[Collected data entries]
----
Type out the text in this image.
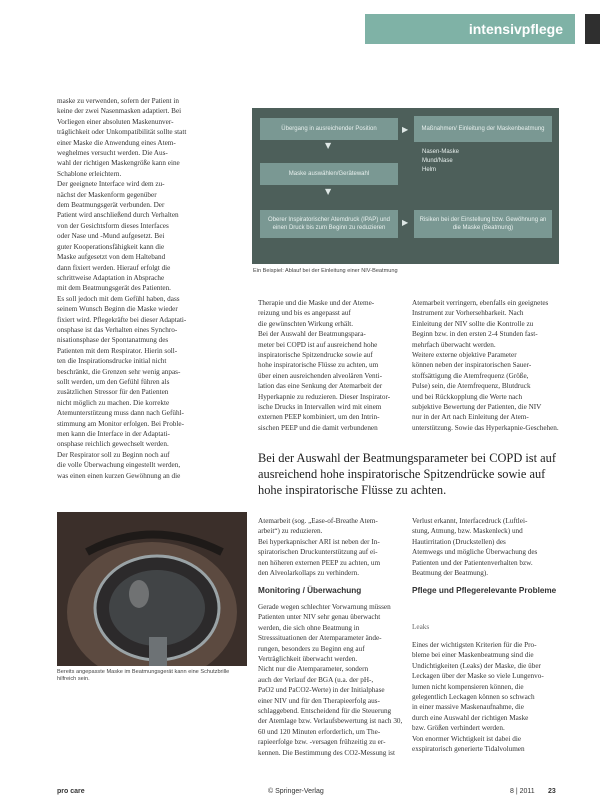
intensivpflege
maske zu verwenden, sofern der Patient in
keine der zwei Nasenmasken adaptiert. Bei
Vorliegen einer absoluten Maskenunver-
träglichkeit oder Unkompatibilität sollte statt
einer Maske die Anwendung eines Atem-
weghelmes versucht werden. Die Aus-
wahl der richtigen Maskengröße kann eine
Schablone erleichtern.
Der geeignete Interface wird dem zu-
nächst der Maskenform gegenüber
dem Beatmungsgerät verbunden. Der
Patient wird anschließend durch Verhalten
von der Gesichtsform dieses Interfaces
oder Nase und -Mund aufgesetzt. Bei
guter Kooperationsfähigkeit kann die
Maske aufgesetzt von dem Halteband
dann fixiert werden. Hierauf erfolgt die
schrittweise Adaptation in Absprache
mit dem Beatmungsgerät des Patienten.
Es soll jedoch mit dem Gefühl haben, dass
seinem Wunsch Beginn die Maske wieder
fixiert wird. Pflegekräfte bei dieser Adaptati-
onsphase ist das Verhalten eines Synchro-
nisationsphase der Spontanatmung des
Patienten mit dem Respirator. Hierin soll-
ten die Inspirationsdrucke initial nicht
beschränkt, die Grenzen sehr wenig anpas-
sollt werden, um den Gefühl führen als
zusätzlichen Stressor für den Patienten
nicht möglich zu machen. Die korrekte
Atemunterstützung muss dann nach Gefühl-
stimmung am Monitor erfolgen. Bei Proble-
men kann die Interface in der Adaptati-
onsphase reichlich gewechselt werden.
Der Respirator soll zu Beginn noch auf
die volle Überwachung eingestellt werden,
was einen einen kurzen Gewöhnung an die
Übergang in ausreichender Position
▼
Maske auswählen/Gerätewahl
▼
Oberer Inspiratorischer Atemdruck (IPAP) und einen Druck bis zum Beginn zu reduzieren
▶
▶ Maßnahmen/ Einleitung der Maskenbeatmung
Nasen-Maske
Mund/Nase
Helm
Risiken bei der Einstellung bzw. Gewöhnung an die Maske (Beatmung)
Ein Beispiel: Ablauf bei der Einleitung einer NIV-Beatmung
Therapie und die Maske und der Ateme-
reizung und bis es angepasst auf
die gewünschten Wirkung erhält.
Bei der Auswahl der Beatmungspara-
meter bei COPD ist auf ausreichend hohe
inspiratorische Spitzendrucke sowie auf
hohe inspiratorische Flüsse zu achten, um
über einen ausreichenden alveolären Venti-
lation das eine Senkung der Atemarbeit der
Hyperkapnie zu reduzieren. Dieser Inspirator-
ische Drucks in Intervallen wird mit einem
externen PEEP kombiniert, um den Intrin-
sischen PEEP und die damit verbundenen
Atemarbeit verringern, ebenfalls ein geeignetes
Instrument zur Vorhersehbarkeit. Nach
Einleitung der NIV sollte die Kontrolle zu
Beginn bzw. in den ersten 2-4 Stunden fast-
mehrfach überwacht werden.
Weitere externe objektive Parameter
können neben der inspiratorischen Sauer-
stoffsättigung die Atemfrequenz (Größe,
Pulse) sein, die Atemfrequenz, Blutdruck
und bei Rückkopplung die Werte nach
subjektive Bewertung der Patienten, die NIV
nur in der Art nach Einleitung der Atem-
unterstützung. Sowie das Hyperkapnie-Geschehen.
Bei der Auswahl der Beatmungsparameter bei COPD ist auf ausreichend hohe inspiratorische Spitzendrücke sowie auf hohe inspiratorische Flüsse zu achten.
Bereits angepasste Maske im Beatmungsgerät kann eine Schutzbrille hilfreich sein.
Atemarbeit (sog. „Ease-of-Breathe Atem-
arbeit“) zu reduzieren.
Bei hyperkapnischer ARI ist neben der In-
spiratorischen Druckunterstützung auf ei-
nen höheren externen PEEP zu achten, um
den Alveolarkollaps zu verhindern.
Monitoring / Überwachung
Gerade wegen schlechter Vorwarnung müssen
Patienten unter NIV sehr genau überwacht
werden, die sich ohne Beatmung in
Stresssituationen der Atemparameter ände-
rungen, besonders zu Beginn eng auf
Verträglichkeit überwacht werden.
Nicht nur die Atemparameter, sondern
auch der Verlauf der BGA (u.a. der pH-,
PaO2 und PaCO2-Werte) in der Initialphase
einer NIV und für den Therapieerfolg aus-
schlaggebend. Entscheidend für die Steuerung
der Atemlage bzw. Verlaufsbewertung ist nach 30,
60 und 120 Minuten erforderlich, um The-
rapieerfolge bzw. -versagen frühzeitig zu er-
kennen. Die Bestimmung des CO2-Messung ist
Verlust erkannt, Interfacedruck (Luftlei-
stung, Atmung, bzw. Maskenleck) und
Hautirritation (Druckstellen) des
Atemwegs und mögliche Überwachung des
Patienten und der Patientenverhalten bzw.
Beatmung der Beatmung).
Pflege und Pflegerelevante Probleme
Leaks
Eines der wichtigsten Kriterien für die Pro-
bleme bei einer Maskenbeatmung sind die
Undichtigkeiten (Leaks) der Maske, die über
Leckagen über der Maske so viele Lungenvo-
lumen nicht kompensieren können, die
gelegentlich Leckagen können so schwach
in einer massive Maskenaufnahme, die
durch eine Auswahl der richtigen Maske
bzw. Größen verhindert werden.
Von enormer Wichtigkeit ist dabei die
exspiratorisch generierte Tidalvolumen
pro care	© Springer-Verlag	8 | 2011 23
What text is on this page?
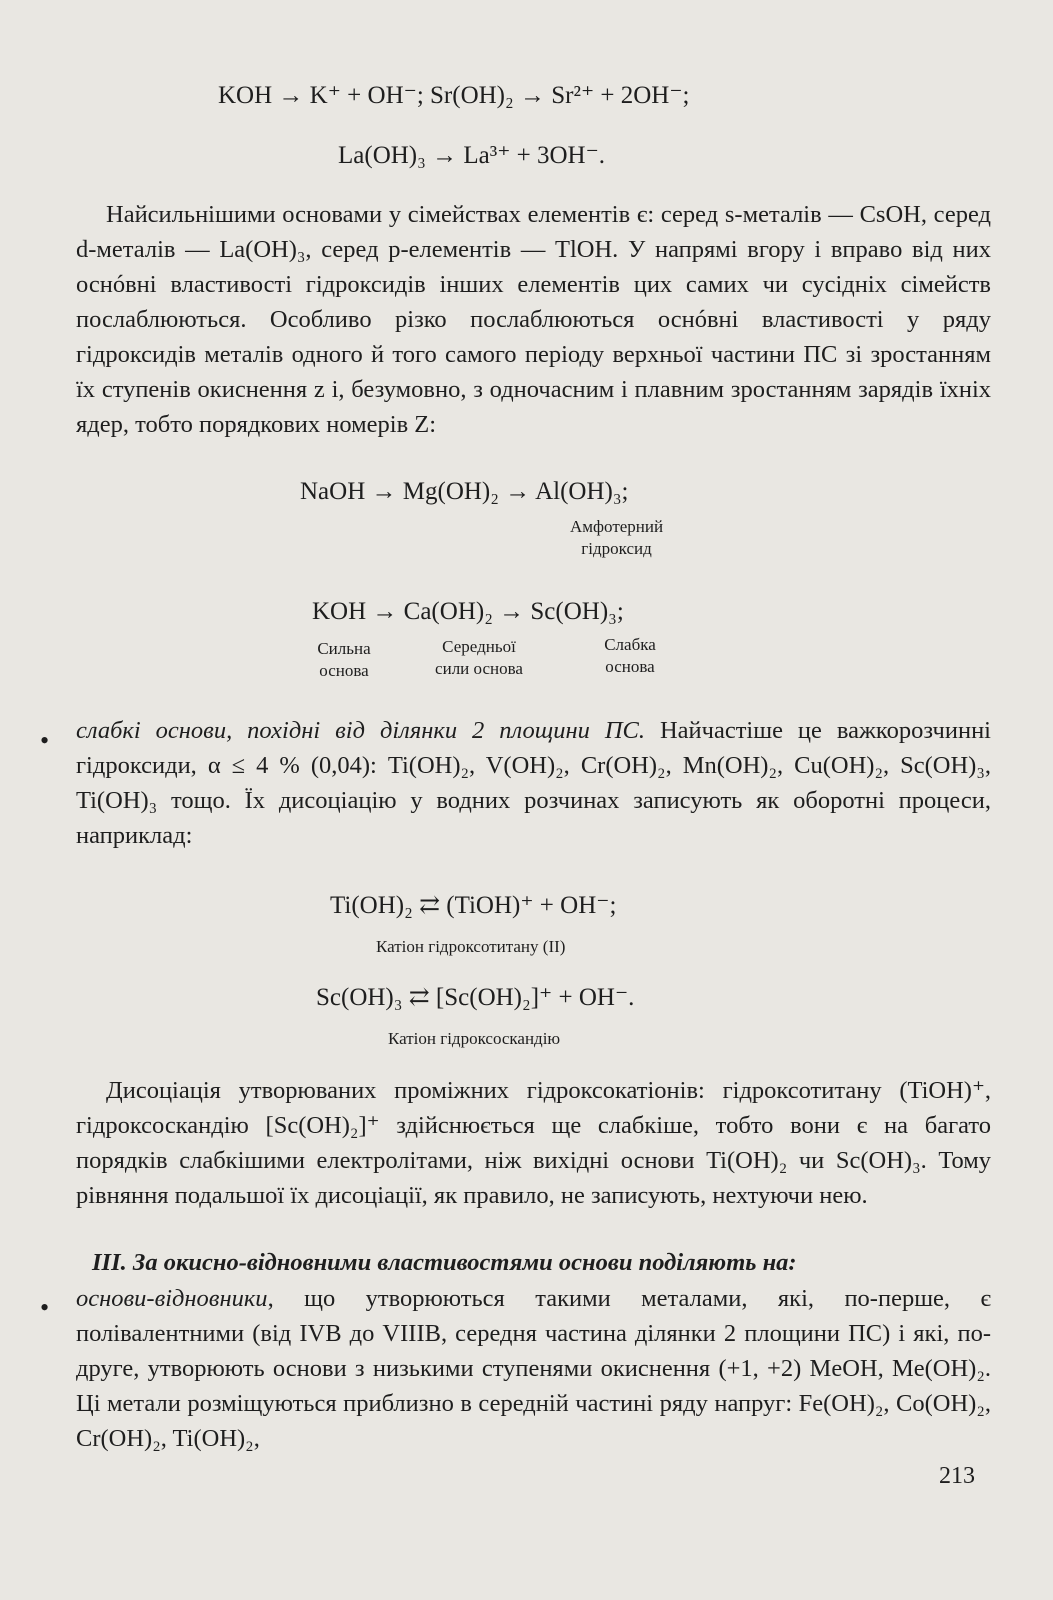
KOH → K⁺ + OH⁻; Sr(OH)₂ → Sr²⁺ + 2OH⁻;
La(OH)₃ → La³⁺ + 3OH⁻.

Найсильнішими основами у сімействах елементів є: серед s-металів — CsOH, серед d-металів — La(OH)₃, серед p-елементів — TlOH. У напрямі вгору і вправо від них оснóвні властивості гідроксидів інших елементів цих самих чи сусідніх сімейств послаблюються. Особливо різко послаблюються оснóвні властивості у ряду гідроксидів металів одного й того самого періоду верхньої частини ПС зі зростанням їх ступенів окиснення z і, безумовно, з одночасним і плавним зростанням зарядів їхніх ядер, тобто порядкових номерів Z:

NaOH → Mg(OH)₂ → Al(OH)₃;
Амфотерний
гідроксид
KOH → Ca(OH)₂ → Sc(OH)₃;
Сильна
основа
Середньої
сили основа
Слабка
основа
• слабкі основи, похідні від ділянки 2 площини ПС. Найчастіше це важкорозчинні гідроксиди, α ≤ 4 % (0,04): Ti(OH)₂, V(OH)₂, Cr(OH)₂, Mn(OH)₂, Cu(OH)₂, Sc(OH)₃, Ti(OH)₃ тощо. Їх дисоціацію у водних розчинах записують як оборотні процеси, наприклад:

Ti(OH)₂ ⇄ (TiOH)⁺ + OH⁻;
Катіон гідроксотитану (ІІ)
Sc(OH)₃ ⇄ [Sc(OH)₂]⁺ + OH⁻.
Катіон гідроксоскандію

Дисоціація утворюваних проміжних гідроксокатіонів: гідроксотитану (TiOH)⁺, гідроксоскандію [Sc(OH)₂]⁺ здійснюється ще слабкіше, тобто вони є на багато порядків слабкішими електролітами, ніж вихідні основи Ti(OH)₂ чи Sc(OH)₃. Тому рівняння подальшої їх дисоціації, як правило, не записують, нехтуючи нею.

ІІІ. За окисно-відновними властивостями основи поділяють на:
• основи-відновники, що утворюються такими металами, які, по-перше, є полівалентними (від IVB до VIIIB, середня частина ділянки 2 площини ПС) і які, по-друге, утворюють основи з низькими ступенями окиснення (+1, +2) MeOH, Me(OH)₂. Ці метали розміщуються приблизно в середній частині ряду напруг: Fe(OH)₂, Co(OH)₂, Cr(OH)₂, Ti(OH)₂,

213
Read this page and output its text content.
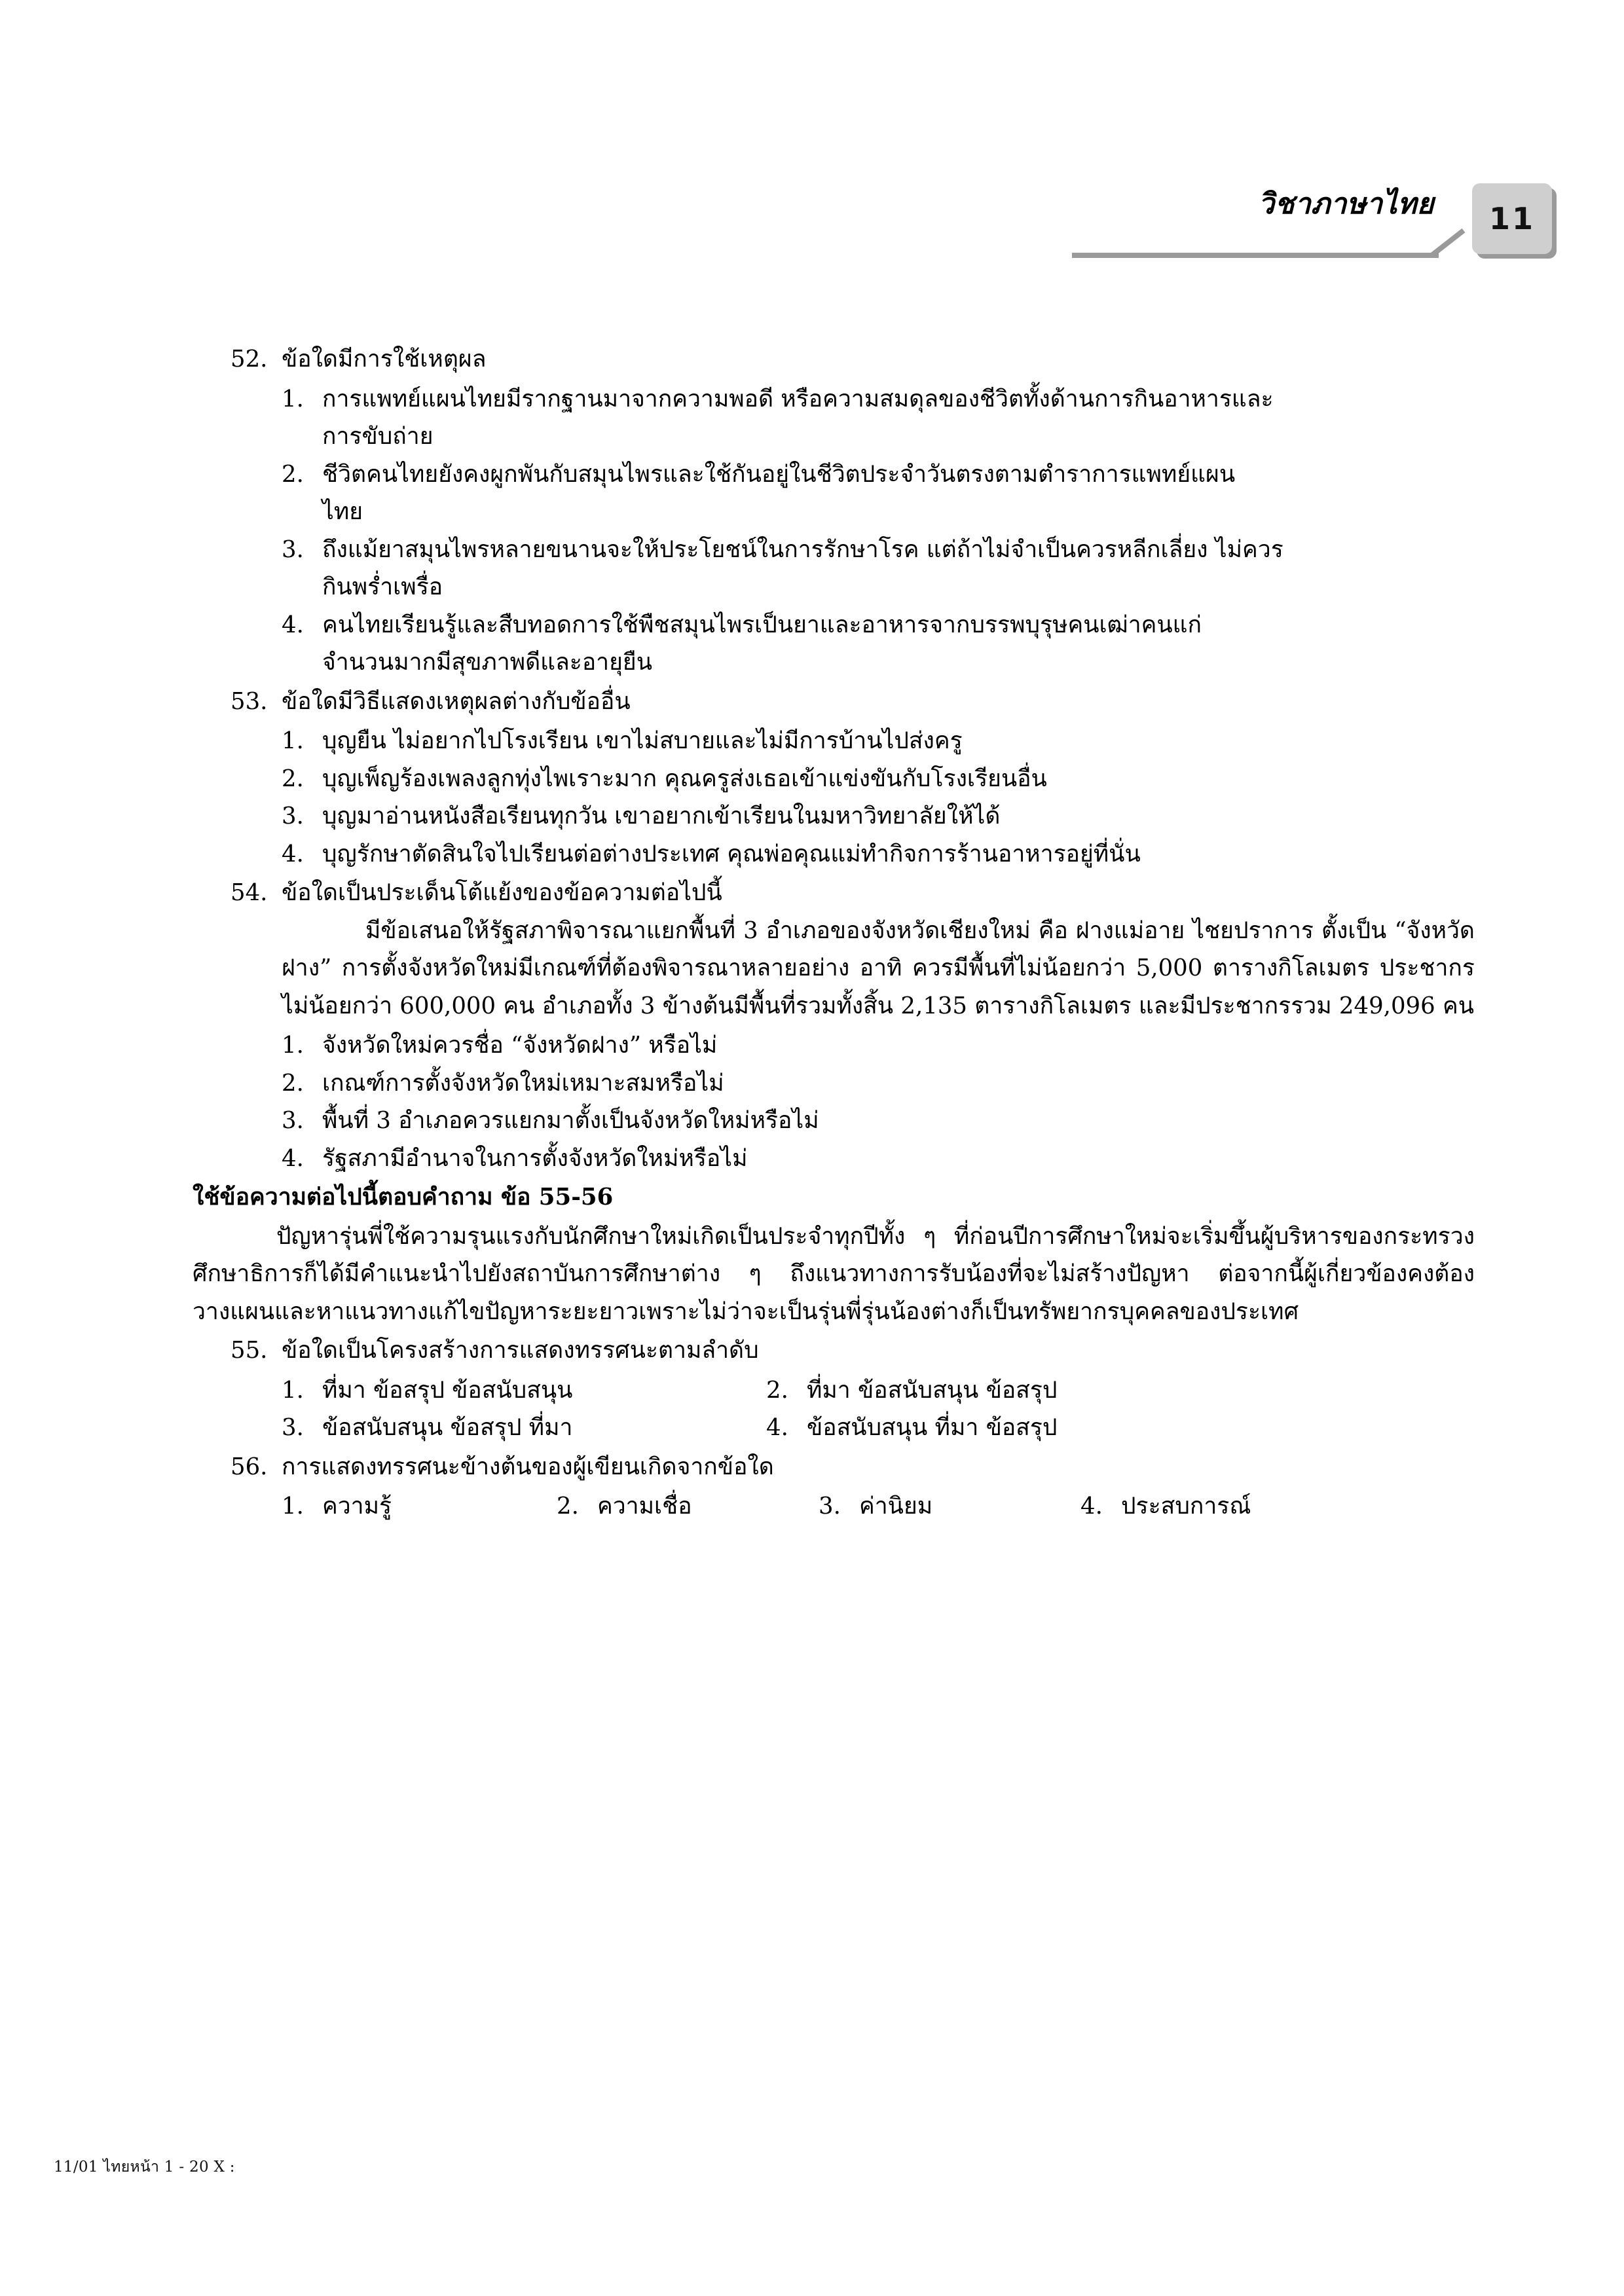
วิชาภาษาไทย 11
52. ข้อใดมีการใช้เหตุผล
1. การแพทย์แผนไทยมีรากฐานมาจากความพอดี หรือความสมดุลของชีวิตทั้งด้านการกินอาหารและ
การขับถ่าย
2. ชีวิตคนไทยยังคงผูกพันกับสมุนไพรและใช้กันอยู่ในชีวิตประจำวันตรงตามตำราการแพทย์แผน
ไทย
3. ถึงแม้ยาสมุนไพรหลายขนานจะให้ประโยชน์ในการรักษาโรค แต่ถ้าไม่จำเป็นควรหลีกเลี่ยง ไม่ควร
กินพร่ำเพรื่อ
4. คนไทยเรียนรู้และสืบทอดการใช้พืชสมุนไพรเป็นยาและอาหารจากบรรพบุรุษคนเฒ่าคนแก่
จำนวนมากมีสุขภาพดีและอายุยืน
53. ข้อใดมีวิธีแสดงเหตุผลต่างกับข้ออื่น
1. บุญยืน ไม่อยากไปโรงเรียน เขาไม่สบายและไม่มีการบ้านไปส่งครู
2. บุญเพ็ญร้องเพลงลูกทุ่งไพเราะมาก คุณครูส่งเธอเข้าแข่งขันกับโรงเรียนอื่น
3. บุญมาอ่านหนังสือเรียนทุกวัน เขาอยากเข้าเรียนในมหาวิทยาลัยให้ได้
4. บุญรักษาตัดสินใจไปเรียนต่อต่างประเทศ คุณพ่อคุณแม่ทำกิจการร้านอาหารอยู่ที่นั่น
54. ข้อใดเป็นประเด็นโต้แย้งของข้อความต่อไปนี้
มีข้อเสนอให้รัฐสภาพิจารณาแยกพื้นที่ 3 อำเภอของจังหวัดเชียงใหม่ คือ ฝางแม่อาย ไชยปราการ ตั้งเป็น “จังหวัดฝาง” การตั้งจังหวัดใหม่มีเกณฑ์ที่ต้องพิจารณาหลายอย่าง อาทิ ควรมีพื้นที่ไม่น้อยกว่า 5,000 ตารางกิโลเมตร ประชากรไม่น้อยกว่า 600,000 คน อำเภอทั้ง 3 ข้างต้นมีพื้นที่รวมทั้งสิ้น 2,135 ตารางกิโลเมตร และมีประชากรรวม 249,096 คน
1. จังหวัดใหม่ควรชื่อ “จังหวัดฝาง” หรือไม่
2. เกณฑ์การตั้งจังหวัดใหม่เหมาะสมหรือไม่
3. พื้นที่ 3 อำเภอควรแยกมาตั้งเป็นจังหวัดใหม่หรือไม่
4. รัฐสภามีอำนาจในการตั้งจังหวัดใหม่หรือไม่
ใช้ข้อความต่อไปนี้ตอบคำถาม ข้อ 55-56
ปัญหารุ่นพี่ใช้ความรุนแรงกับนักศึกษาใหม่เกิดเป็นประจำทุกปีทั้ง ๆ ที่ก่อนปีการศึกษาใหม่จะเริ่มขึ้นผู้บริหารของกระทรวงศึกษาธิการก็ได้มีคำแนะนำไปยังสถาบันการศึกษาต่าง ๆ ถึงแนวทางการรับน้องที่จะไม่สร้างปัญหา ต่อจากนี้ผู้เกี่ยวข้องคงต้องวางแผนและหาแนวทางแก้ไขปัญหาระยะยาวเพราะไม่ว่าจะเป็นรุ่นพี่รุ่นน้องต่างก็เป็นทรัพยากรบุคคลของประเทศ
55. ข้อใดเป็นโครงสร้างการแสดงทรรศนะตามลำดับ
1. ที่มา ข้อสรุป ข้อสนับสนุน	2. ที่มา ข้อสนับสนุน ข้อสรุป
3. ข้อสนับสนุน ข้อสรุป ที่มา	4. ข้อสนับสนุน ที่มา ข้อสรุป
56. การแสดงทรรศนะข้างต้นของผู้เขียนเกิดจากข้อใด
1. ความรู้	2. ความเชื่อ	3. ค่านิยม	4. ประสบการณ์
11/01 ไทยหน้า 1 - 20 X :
----
▶ _REQUIRED WORK_
Only the number is wanted: how many lines contain the string "Atemparameter"?

▶ _CORRECT ANSWER_
2